=== EXCERPTED RECORDS ===

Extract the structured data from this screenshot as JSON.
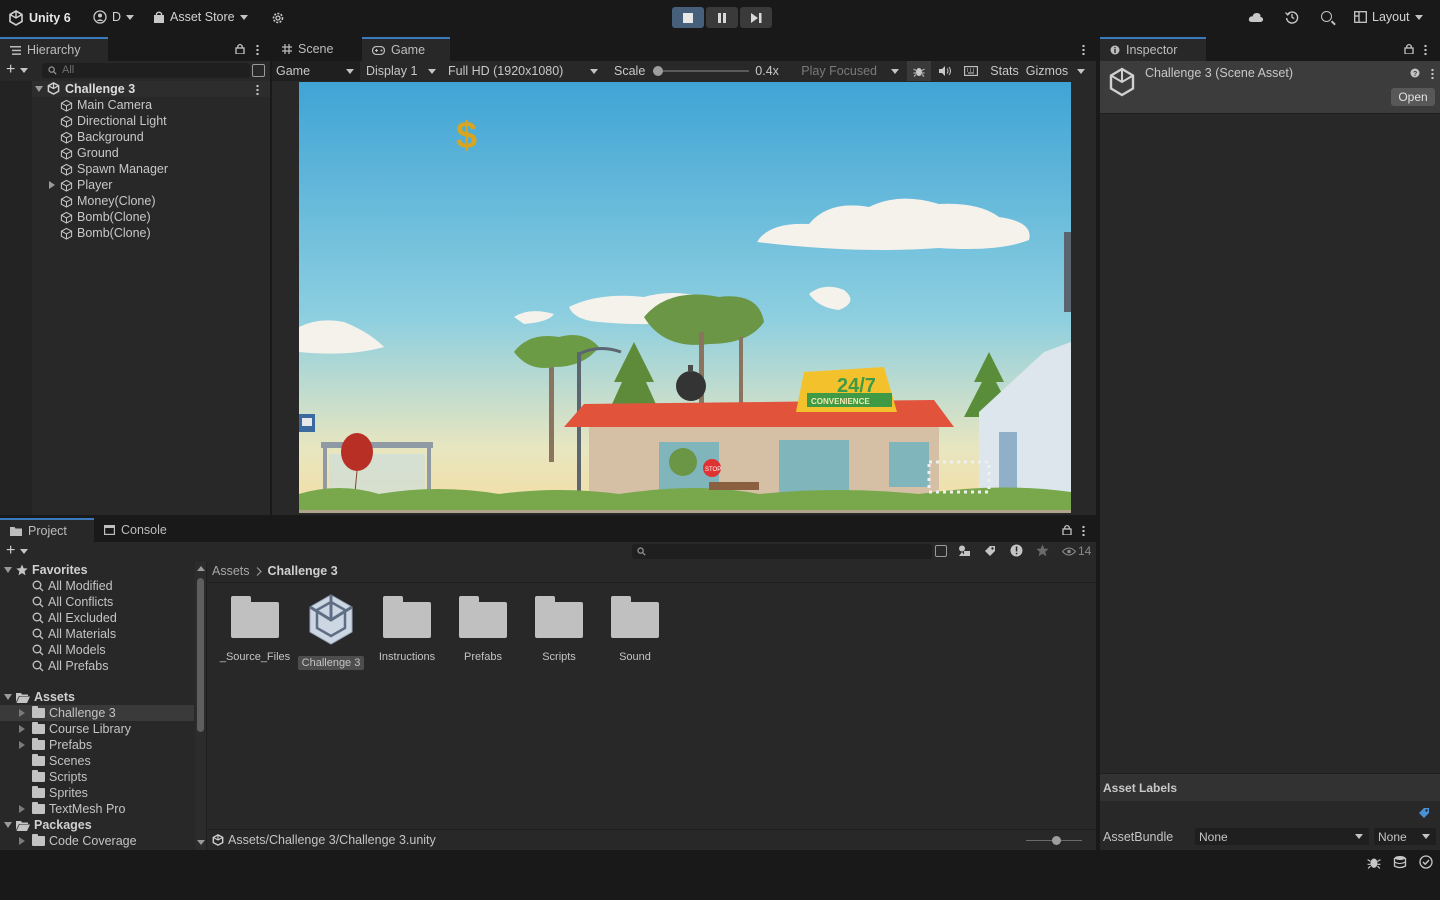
{
  "toolbar": {
    "app": "Unity 6",
    "account": "D",
    "asset_store": "Asset Store",
    "layout": "Layout"
  },
  "hierarchy": {
    "tab": "Hierarchy",
    "search_placeholder": "All",
    "scene": "Challenge 3",
    "items": [
      {
        "label": "Main Camera"
      },
      {
        "label": "Directional Light"
      },
      {
        "label": "Background"
      },
      {
        "label": "Ground"
      },
      {
        "label": "Spawn Manager"
      },
      {
        "label": "Player"
      },
      {
        "label": "Money(Clone)"
      },
      {
        "label": "Bomb(Clone)"
      },
      {
        "label": "Bomb(Clone)"
      }
    ]
  },
  "game_view": {
    "tabs": {
      "scene": "Scene",
      "game": "Game"
    },
    "mode": "Game",
    "display": "Display 1",
    "resolution": "Full HD (1920x1080)",
    "scale_label": "Scale",
    "scale_value": "0.4x",
    "play_mode": "Play Focused",
    "stats": "Stats",
    "gizmos": "Gizmos",
    "scale_fraction": 0.0,
    "sign_top": "24/7",
    "sign_bottom": "CONVENIENCE",
    "stop_sign": "STOP"
  },
  "inspector": {
    "tab": "Inspector",
    "title": "Challenge 3 (Scene Asset)",
    "open_button": "Open",
    "asset_labels": "Asset Labels",
    "asset_bundle_label": "AssetBundle",
    "asset_bundle_value": "None",
    "asset_bundle_variant": "None"
  },
  "project": {
    "tabs": {
      "project": "Project",
      "console": "Console"
    },
    "hidden_count": "14",
    "favorites_label": "Favorites",
    "favorites": [
      "All Modified",
      "All Conflicts",
      "All Excluded",
      "All Materials",
      "All Models",
      "All Prefabs"
    ],
    "assets_label": "Assets",
    "asset_folders": [
      "Challenge 3",
      "Course Library",
      "Prefabs",
      "Scenes",
      "Scripts",
      "Sprites",
      "TextMesh Pro"
    ],
    "packages_label": "Packages",
    "package_folders": [
      "Code Coverage"
    ],
    "breadcrumb": {
      "root": "Assets",
      "current": "Challenge 3"
    },
    "grid_items": [
      "_Source_Files",
      "Challenge 3",
      "Instructions",
      "Prefabs",
      "Scripts",
      "Sound"
    ],
    "footer_path": "Assets/Challenge 3/Challenge 3.unity"
  }
}
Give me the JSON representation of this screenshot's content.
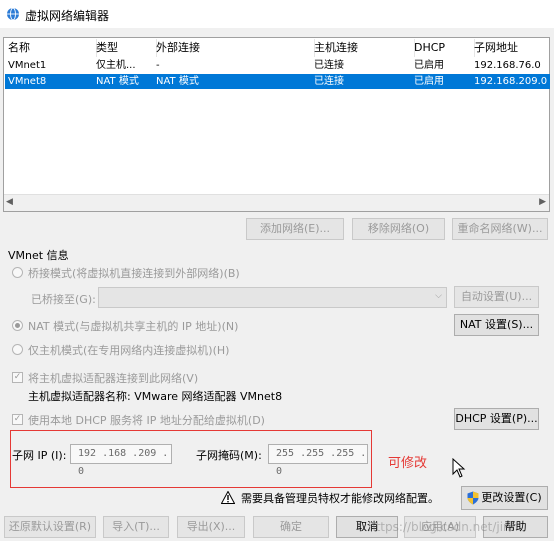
{
  "window": {
    "title": "虚拟网络编辑器"
  },
  "table": {
    "headers": [
      "名称",
      "类型",
      "外部连接",
      "主机连接",
      "DHCP",
      "子网地址"
    ],
    "rows": [
      [
        "VMnet1",
        "仅主机...",
        "-",
        "已连接",
        "已启用",
        "192.168.76.0"
      ],
      [
        "VMnet8",
        "NAT 模式",
        "NAT 模式",
        "已连接",
        "已启用",
        "192.168.209.0"
      ]
    ],
    "selected_row": 1
  },
  "net_buttons": {
    "add": "添加网络(E)...",
    "remove": "移除网络(O)",
    "rename": "重命名网络(W)..."
  },
  "vmnet_info": {
    "title": "VMnet 信息",
    "bridge_label": "桥接模式(将虚拟机直接连接到外部网络)(B)",
    "bridged_to_label": "已桥接至(G):",
    "auto_settings": "自动设置(U)...",
    "nat_label": "NAT 模式(与虚拟机共享主机的 IP 地址)(N)",
    "nat_settings": "NAT 设置(S)...",
    "hostonly_label": "仅主机模式(在专用网络内连接虚拟机)(H)",
    "connect_adapter_label": "将主机虚拟适配器连接到此网络(V)",
    "adapter_name": "主机虚拟适配器名称: VMware 网络适配器 VMnet8",
    "dhcp_label": "使用本地 DHCP 服务将 IP 地址分配给虚拟机(D)",
    "dhcp_settings": "DHCP 设置(P)...",
    "subnet_ip_label": "子网 IP (I):",
    "subnet_ip": "192 .168 .209 . 0",
    "subnet_mask_label": "子网掩码(M):",
    "subnet_mask": "255 .255 .255 . 0",
    "selected_mode": "nat",
    "connect_adapter_checked": true,
    "dhcp_checked": true
  },
  "annotation": {
    "text": "可修改",
    "color": "#e53935"
  },
  "admin": {
    "notice": "需要具备管理员特权才能修改网络配置。",
    "change_settings": "更改设置(C)"
  },
  "bottom_buttons": {
    "restore": "还原默认设置(R)",
    "import": "导入(T)...",
    "export": "导出(X)...",
    "ok": "确定",
    "cancel": "取消",
    "apply": "应用(A)",
    "help": "帮助"
  },
  "watermark": "https://blog.csdn.net/jinh",
  "colors": {
    "selection": "#0078d7",
    "disabled_text": "#9a9a9a",
    "annotation_red": "#e53935"
  }
}
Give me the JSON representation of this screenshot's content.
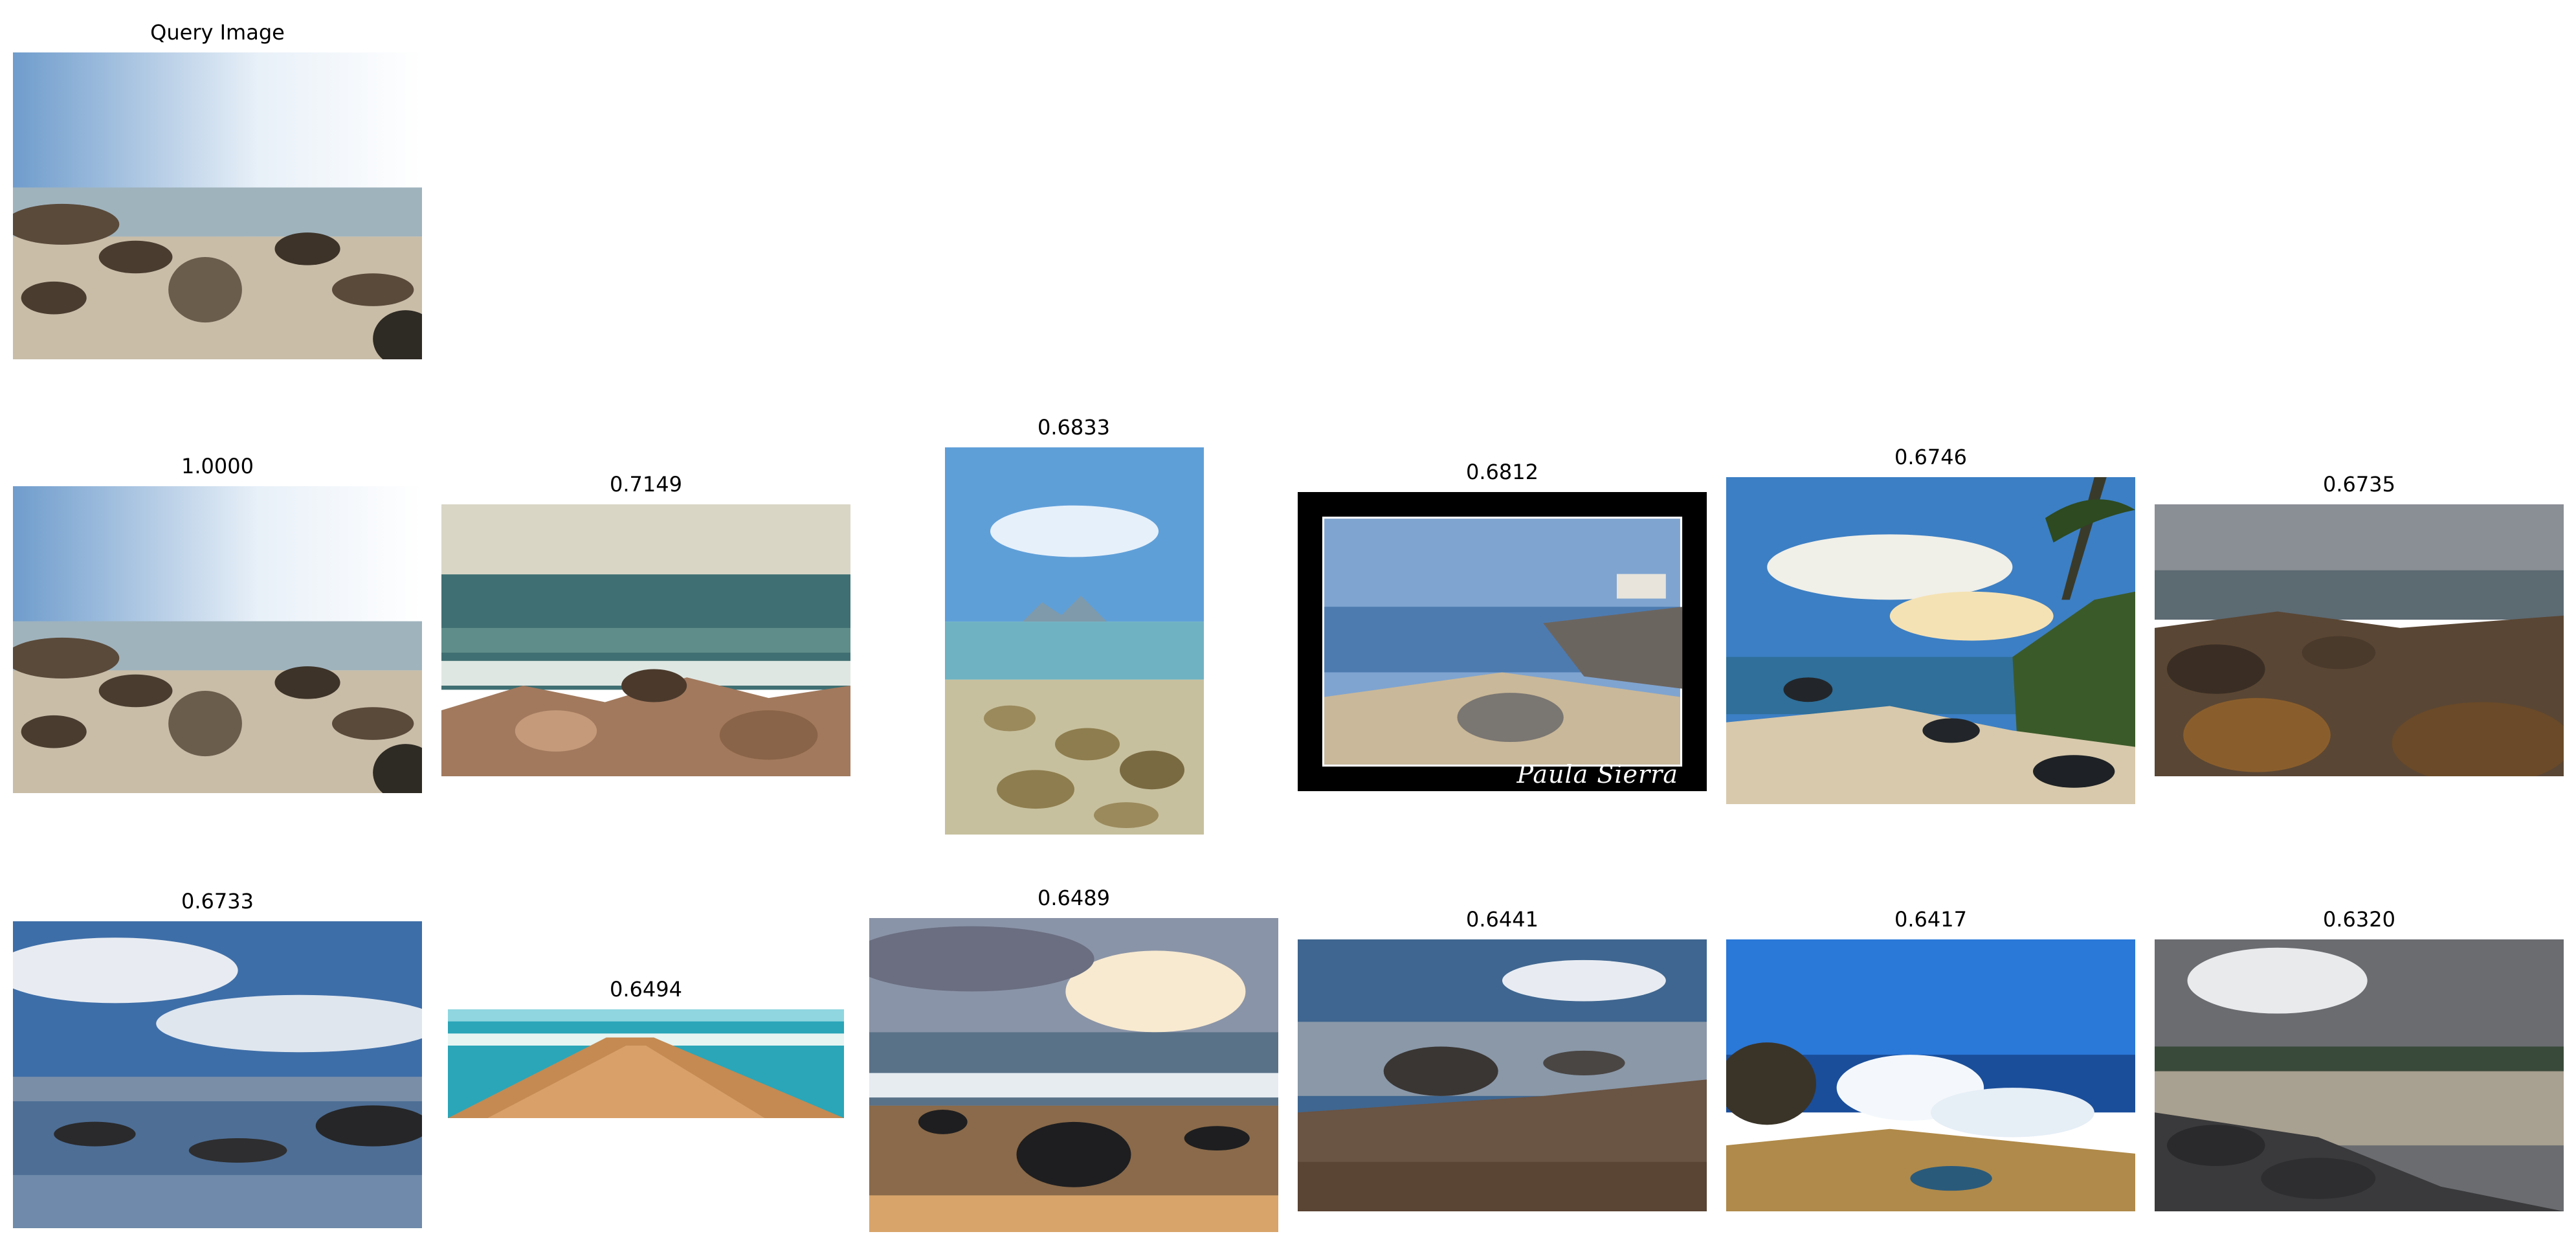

===

Repeat all the records above exactly, leaving out any pictures.

SOLUTION FOR THIS TASK →
Extract the structured data from this screenshot as JSON.
{
  "toolbar": {
    "app": "Unity 6",
    "account": "D",
    "asset_store": "Asset Store",
    "layout": "Layout"
  },
  "hierarchy": {
    "tab": "Hierarchy",
    "search_placeholder": "All",
    "scene": "Challenge 3",
    "items": [
      {
        "label": "Main Camera"
      },
      {
        "label": "Directional Light"
      },
      {
        "label": "Background"
      },
      {
        "label": "Ground"
      },
      {
        "label": "Spawn Manager"
      },
      {
        "label": "Player"
      },
      {
        "label": "Money(Clone)"
      },
      {
        "label": "Bomb(Clone)"
      },
      {
        "label": "Bomb(Clone)"
      }
    ]
  },
  "game_view": {
    "tabs": {
      "scene": "Scene",
      "game": "Game"
    },
    "mode": "Game",
    "display": "Display 1",
    "resolution": "Full HD (1920x1080)",
    "scale_label": "Scale",
    "scale_value": "0.4x",
    "play_mode": "Play Focused",
    "stats": "Stats",
    "gizmos": "Gizmos",
    "scale_fraction": 0.0,
    "sign_top": "24/7",
    "sign_bottom": "CONVENIENCE",
    "stop_sign": "STOP"
  },
  "inspector": {
    "tab": "Inspector",
    "title": "Challenge 3 (Scene Asset)",
    "open_button": "Open",
    "asset_labels": "Asset Labels",
    "asset_bundle_label": "AssetBundle",
    "asset_bundle_value": "None",
    "asset_bundle_variant": "None"
  },
  "project": {
    "tabs": {
      "project": "Project",
      "console": "Console"
    },
    "hidden_count": "14",
    "favorites_label": "Favorites",
    "favorites": [
      "All Modified",
      "All Conflicts",
      "All Excluded",
      "All Materials",
      "All Models",
      "All Prefabs"
    ],
    "assets_label": "Assets",
    "asset_folders": [
      "Challenge 3",
      "Course Library",
      "Prefabs",
      "Scenes",
      "Scripts",
      "Sprites",
      "TextMesh Pro"
    ],
    "packages_label": "Packages",
    "package_folders": [
      "Code Coverage"
    ],
    "breadcrumb": {
      "root": "Assets",
      "current": "Challenge 3"
    },
    "grid_items": [
      "_Source_Files",
      "Challenge 3",
      "Instructions",
      "Prefabs",
      "Scripts",
      "Sound"
    ],
    "footer_path": "Assets/Challenge 3/Challenge 3.unity"
  }
}
Give me the JSON representation of this screenshot's content.
{
  "window": {
    "title": "虚拟网络编辑器"
  },
  "table": {
    "headers": [
      "名称",
      "类型",
      "外部连接",
      "主机连接",
      "DHCP",
      "子网地址"
    ],
    "rows": [
      [
        "VMnet1",
        "仅主机...",
        "-",
        "已连接",
        "已启用",
        "192.168.76.0"
      ],
      [
        "VMnet8",
        "NAT 模式",
        "NAT 模式",
        "已连接",
        "已启用",
        "192.168.209.0"
      ]
    ],
    "selected_row": 1
  },
  "net_buttons": {
    "add": "添加网络(E)...",
    "remove": "移除网络(O)",
    "rename": "重命名网络(W)..."
  },
  "vmnet_info": {
    "title": "VMnet 信息",
    "bridge_label": "桥接模式(将虚拟机直接连接到外部网络)(B)",
    "bridged_to_label": "已桥接至(G):",
    "auto_settings": "自动设置(U)...",
    "nat_label": "NAT 模式(与虚拟机共享主机的 IP 地址)(N)",
    "nat_settings": "NAT 设置(S)...",
    "hostonly_label": "仅主机模式(在专用网络内连接虚拟机)(H)",
    "connect_adapter_label": "将主机虚拟适配器连接到此网络(V)",
    "adapter_name": "主机虚拟适配器名称: VMware 网络适配器 VMnet8",
    "dhcp_label": "使用本地 DHCP 服务将 IP 地址分配给虚拟机(D)",
    "dhcp_settings": "DHCP 设置(P)...",
    "subnet_ip_label": "子网 IP (I):",
    "subnet_ip": "192 .168 .209 . 0",
    "subnet_mask_label": "子网掩码(M):",
    "subnet_mask": "255 .255 .255 . 0",
    "selected_mode": "nat",
    "connect_adapter_checked": true,
    "dhcp_checked": true
  },
  "annotation": {
    "text": "可修改",
    "color": "#e53935"
  },
  "admin": {
    "notice": "需要具备管理员特权才能修改网络配置。",
    "change_settings": "更改设置(C)"
  },
  "bottom_buttons": {
    "restore": "还原默认设置(R)",
    "import": "导入(T)...",
    "export": "导出(X)...",
    "ok": "确定",
    "cancel": "取消",
    "apply": "应用(A)",
    "help": "帮助"
  },
  "watermark": "https://blog.csdn.net/jinh",
  "colors": {
    "selection": "#0078d7",
    "disabled_text": "#9a9a9a",
    "annotation_red": "#e53935"
  }
}
Give me the JSON representation of this screenshot's content.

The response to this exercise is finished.